PROVIDED DATA |
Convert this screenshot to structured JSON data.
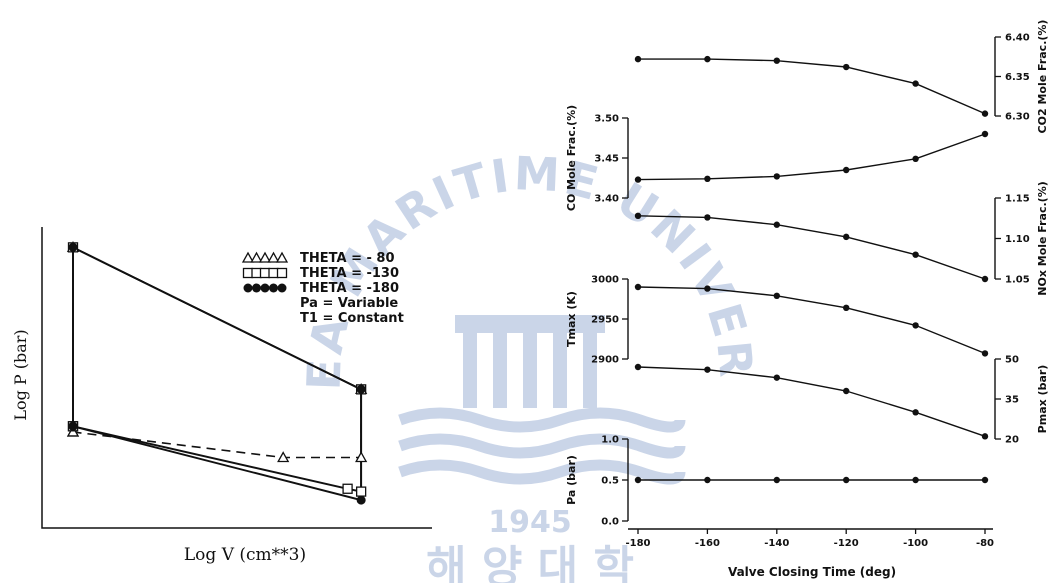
{
  "watermark": {
    "top_text": "KOREA MARITIME UNIVERSITY",
    "year": "1945",
    "bottom_text": "해 양 대 학",
    "color": "#9fb3d6"
  },
  "colors": {
    "ink": "#111111",
    "paper": "#ffffff"
  },
  "chart_data": [
    {
      "type": "line",
      "title": "",
      "xlabel": "Log V (cm**3)",
      "ylabel": "Log P (bar)",
      "grid": false,
      "legend_position": "top-right",
      "legend": [
        {
          "marker": "triangle-open",
          "marker_text": "ΔΔΔΔΔ",
          "label": "THETA = - 80"
        },
        {
          "marker": "square-open",
          "marker_text": "□□□□□",
          "label": "THETA = -130"
        },
        {
          "marker": "circle-filled",
          "marker_text": "●●●●●",
          "label": "THETA = -180"
        }
      ],
      "annotations": [
        "Pa = Variable",
        "T1 = Constant"
      ],
      "series": [
        {
          "name": "THETA = - 80",
          "marker": "triangle-open",
          "dash": true,
          "x": [
            0.0,
            0.0,
            0.85,
            0.85,
            0.62,
            0.0
          ],
          "y": [
            0.31,
            0.96,
            0.46,
            0.22,
            0.22,
            0.31
          ]
        },
        {
          "name": "THETA = -130",
          "marker": "square-open",
          "dash": false,
          "x": [
            0.0,
            0.0,
            0.85,
            0.85,
            0.81,
            0.0
          ],
          "y": [
            0.33,
            0.96,
            0.46,
            0.1,
            0.11,
            0.33
          ]
        },
        {
          "name": "THETA = -180",
          "marker": "circle-filled",
          "dash": false,
          "x": [
            0.0,
            0.0,
            0.85,
            0.85,
            0.0
          ],
          "y": [
            0.33,
            0.96,
            0.46,
            0.07,
            0.33
          ]
        }
      ]
    },
    {
      "type": "line",
      "xlabel": "Valve Closing Time (deg)",
      "x": [
        -180,
        -160,
        -140,
        -120,
        -100,
        -80
      ],
      "xticks": [
        "-180",
        "-160",
        "-140",
        "-120",
        "-100",
        "-80"
      ],
      "xlim": [
        -180,
        -80
      ],
      "panels": [
        {
          "name": "CO2",
          "ylabel": "CO2 Mole Frac.(%)",
          "axis": "right",
          "ylim": [
            6.3,
            6.4
          ],
          "yticks": [
            "6.30",
            "6.35",
            "6.40"
          ],
          "values": [
            6.372,
            6.372,
            6.37,
            6.362,
            6.341,
            6.303
          ]
        },
        {
          "name": "CO",
          "ylabel": "CO Mole Frac.(%)",
          "axis": "left",
          "ylim": [
            3.4,
            3.5
          ],
          "yticks": [
            "3.40",
            "3.45",
            "3.50"
          ],
          "values": [
            3.423,
            3.424,
            3.427,
            3.435,
            3.449,
            3.48
          ]
        },
        {
          "name": "NOx",
          "ylabel": "NOx Mole Frac.(%)",
          "axis": "right",
          "ylim": [
            1.05,
            1.15
          ],
          "yticks": [
            "1.05",
            "1.10",
            "1.15"
          ],
          "values": [
            1.128,
            1.126,
            1.117,
            1.102,
            1.08,
            1.05
          ]
        },
        {
          "name": "Tmax",
          "ylabel": "Tmax (K)",
          "axis": "left",
          "ylim": [
            2900,
            3000
          ],
          "yticks": [
            "2900",
            "2950",
            "3000"
          ],
          "values": [
            2990,
            2988,
            2979,
            2964,
            2942,
            2907
          ]
        },
        {
          "name": "Pmax",
          "ylabel": "Pmax (bar)",
          "axis": "right",
          "ylim": [
            20,
            50
          ],
          "yticks": [
            "20",
            "35",
            "50"
          ],
          "values": [
            47,
            46,
            43,
            38,
            30,
            21
          ]
        },
        {
          "name": "Pa",
          "ylabel": "Pa (bar)",
          "axis": "left",
          "ylim": [
            0.0,
            1.0
          ],
          "yticks": [
            "0.0",
            "0.5",
            "1.0"
          ],
          "values": [
            0.5,
            0.5,
            0.5,
            0.5,
            0.5,
            0.5
          ]
        }
      ]
    }
  ]
}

WHAT IS EXPECTED | Give every record back exactly as it reads, with no images.

WRITTEN ANSWER |
Convert this screenshot to structured JSON data.
{
  "watermark": {
    "top_text": "KOREA MARITIME UNIVERSITY",
    "year": "1945",
    "bottom_text": "해 양 대 학",
    "color": "#9fb3d6"
  },
  "colors": {
    "ink": "#111111",
    "paper": "#ffffff"
  },
  "chart_data": [
    {
      "type": "line",
      "title": "",
      "xlabel": "Log V (cm**3)",
      "ylabel": "Log P (bar)",
      "grid": false,
      "legend_position": "top-right",
      "legend": [
        {
          "marker": "triangle-open",
          "marker_text": "ΔΔΔΔΔ",
          "label": "THETA = - 80"
        },
        {
          "marker": "square-open",
          "marker_text": "□□□□□",
          "label": "THETA = -130"
        },
        {
          "marker": "circle-filled",
          "marker_text": "●●●●●",
          "label": "THETA = -180"
        }
      ],
      "annotations": [
        "Pa = Variable",
        "T1 = Constant"
      ],
      "series": [
        {
          "name": "THETA = - 80",
          "marker": "triangle-open",
          "dash": true,
          "x": [
            0.0,
            0.0,
            0.85,
            0.85,
            0.62,
            0.0
          ],
          "y": [
            0.31,
            0.96,
            0.46,
            0.22,
            0.22,
            0.31
          ]
        },
        {
          "name": "THETA = -130",
          "marker": "square-open",
          "dash": false,
          "x": [
            0.0,
            0.0,
            0.85,
            0.85,
            0.81,
            0.0
          ],
          "y": [
            0.33,
            0.96,
            0.46,
            0.1,
            0.11,
            0.33
          ]
        },
        {
          "name": "THETA = -180",
          "marker": "circle-filled",
          "dash": false,
          "x": [
            0.0,
            0.0,
            0.85,
            0.85,
            0.0
          ],
          "y": [
            0.33,
            0.96,
            0.46,
            0.07,
            0.33
          ]
        }
      ]
    },
    {
      "type": "line",
      "xlabel": "Valve Closing Time (deg)",
      "x": [
        -180,
        -160,
        -140,
        -120,
        -100,
        -80
      ],
      "xticks": [
        "-180",
        "-160",
        "-140",
        "-120",
        "-100",
        "-80"
      ],
      "xlim": [
        -180,
        -80
      ],
      "panels": [
        {
          "name": "CO2",
          "ylabel": "CO2 Mole Frac.(%)",
          "axis": "right",
          "ylim": [
            6.3,
            6.4
          ],
          "yticks": [
            "6.30",
            "6.35",
            "6.40"
          ],
          "values": [
            6.372,
            6.372,
            6.37,
            6.362,
            6.341,
            6.303
          ]
        },
        {
          "name": "CO",
          "ylabel": "CO Mole Frac.(%)",
          "axis": "left",
          "ylim": [
            3.4,
            3.5
          ],
          "yticks": [
            "3.40",
            "3.45",
            "3.50"
          ],
          "values": [
            3.423,
            3.424,
            3.427,
            3.435,
            3.449,
            3.48
          ]
        },
        {
          "name": "NOx",
          "ylabel": "NOx Mole Frac.(%)",
          "axis": "right",
          "ylim": [
            1.05,
            1.15
          ],
          "yticks": [
            "1.05",
            "1.10",
            "1.15"
          ],
          "values": [
            1.128,
            1.126,
            1.117,
            1.102,
            1.08,
            1.05
          ]
        },
        {
          "name": "Tmax",
          "ylabel": "Tmax (K)",
          "axis": "left",
          "ylim": [
            2900,
            3000
          ],
          "yticks": [
            "2900",
            "2950",
            "3000"
          ],
          "values": [
            2990,
            2988,
            2979,
            2964,
            2942,
            2907
          ]
        },
        {
          "name": "Pmax",
          "ylabel": "Pmax (bar)",
          "axis": "right",
          "ylim": [
            20,
            50
          ],
          "yticks": [
            "20",
            "35",
            "50"
          ],
          "values": [
            47,
            46,
            43,
            38,
            30,
            21
          ]
        },
        {
          "name": "Pa",
          "ylabel": "Pa (bar)",
          "axis": "left",
          "ylim": [
            0.0,
            1.0
          ],
          "yticks": [
            "0.0",
            "0.5",
            "1.0"
          ],
          "values": [
            0.5,
            0.5,
            0.5,
            0.5,
            0.5,
            0.5
          ]
        }
      ]
    }
  ]
}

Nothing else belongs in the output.